## [SHORT PROBLEM]
Reproduce each listing below with every "annotation" swapped for "data label" and everything else left as it is. Leave the pictures out.

## [MATERIAL FOR THIS EXERCISE]
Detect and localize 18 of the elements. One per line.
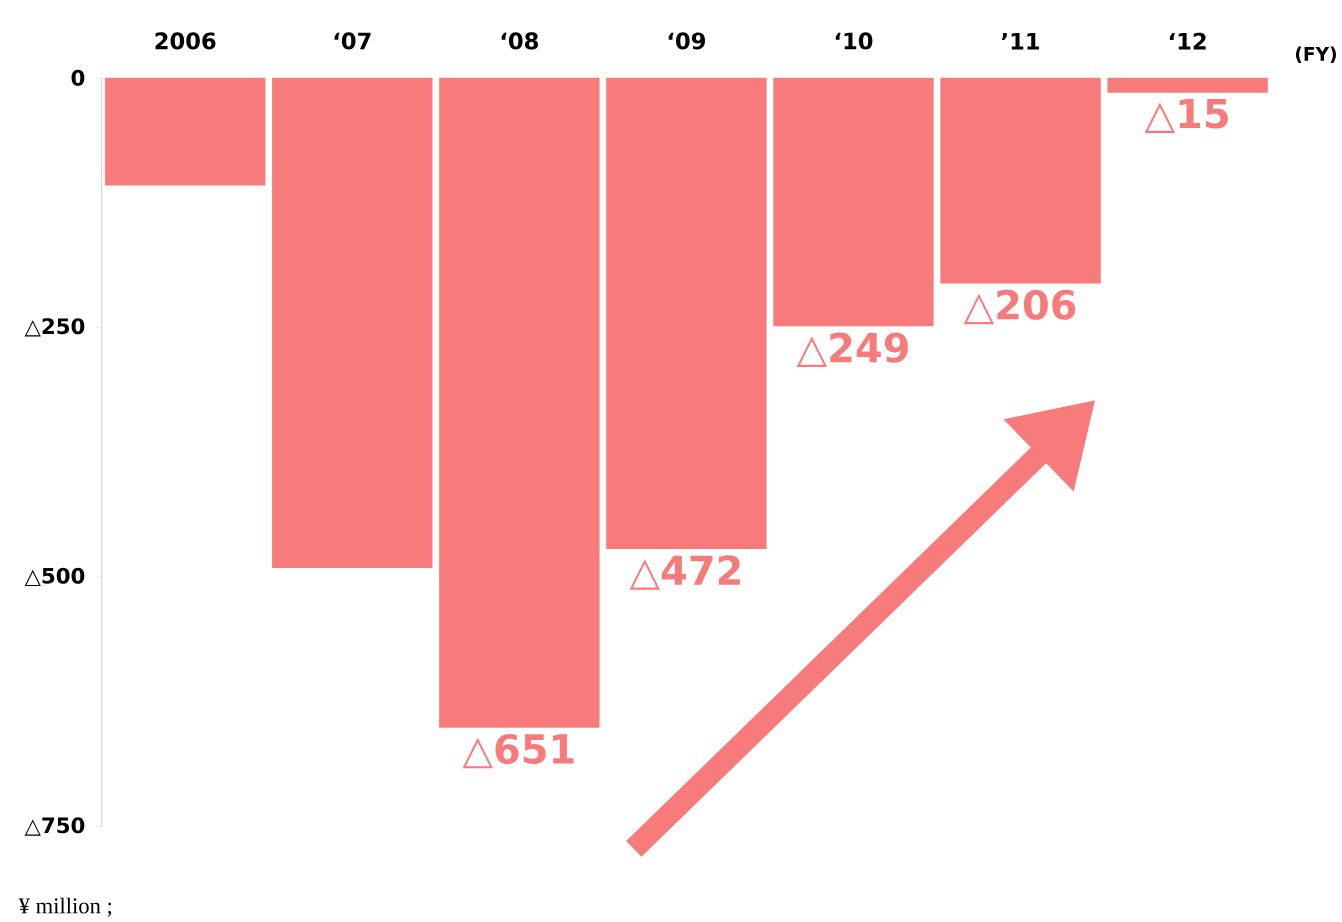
x-tick-label: 2006	[155, 32, 216, 50]
annotation: △249	[796, 332, 908, 367]
text: ¥ million ;	[18, 897, 112, 917]
y-tick-label: △750	[24, 817, 85, 836]
x-tick-label: ‘07	[334, 32, 371, 50]
x-tick-label: ‘08	[501, 32, 538, 50]
annotation: △15	[1144, 98, 1228, 133]
x-axis-title: (FY)	[1295, 46, 1336, 64]
x-tick-label: ‘09	[668, 32, 705, 50]
x-tick-label: ‘10	[835, 32, 873, 50]
y-tick-label: △500	[24, 567, 85, 587]
x-tick-label: ’11	[1001, 32, 1040, 50]
y-tick-label: △250	[24, 318, 85, 337]
annotation: △206	[963, 289, 1076, 325]
x-tick-label: ‘12	[1169, 32, 1206, 50]
annotation: △472	[629, 555, 740, 590]
annotation: △651	[462, 733, 574, 769]
y-tick-label: 0	[71, 69, 85, 86]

## [THE COMPLETED TASK]
Detect and localize 18 of the elements. One per line.
x-tick-label: 2006	[155, 32, 216, 50]
data label: △249	[796, 332, 908, 367]
text: ¥ million ;	[18, 897, 112, 917]
y-tick-label: △750	[24, 817, 85, 836]
x-tick-label: ‘07	[334, 32, 371, 50]
x-tick-label: ‘08	[501, 32, 538, 50]
data label: △15	[1144, 98, 1228, 133]
x-axis-title: (FY)	[1295, 46, 1336, 64]
x-tick-label: ‘09	[668, 32, 705, 50]
x-tick-label: ‘10	[835, 32, 873, 50]
y-tick-label: △500	[24, 567, 85, 587]
x-tick-label: ’11	[1001, 32, 1040, 50]
y-tick-label: △250	[24, 318, 85, 337]
data label: △206	[963, 289, 1076, 325]
x-tick-label: ‘12	[1169, 32, 1206, 50]
data label: △472	[629, 555, 740, 590]
data label: △651	[462, 733, 574, 769]
y-tick-label: 0	[71, 69, 85, 86]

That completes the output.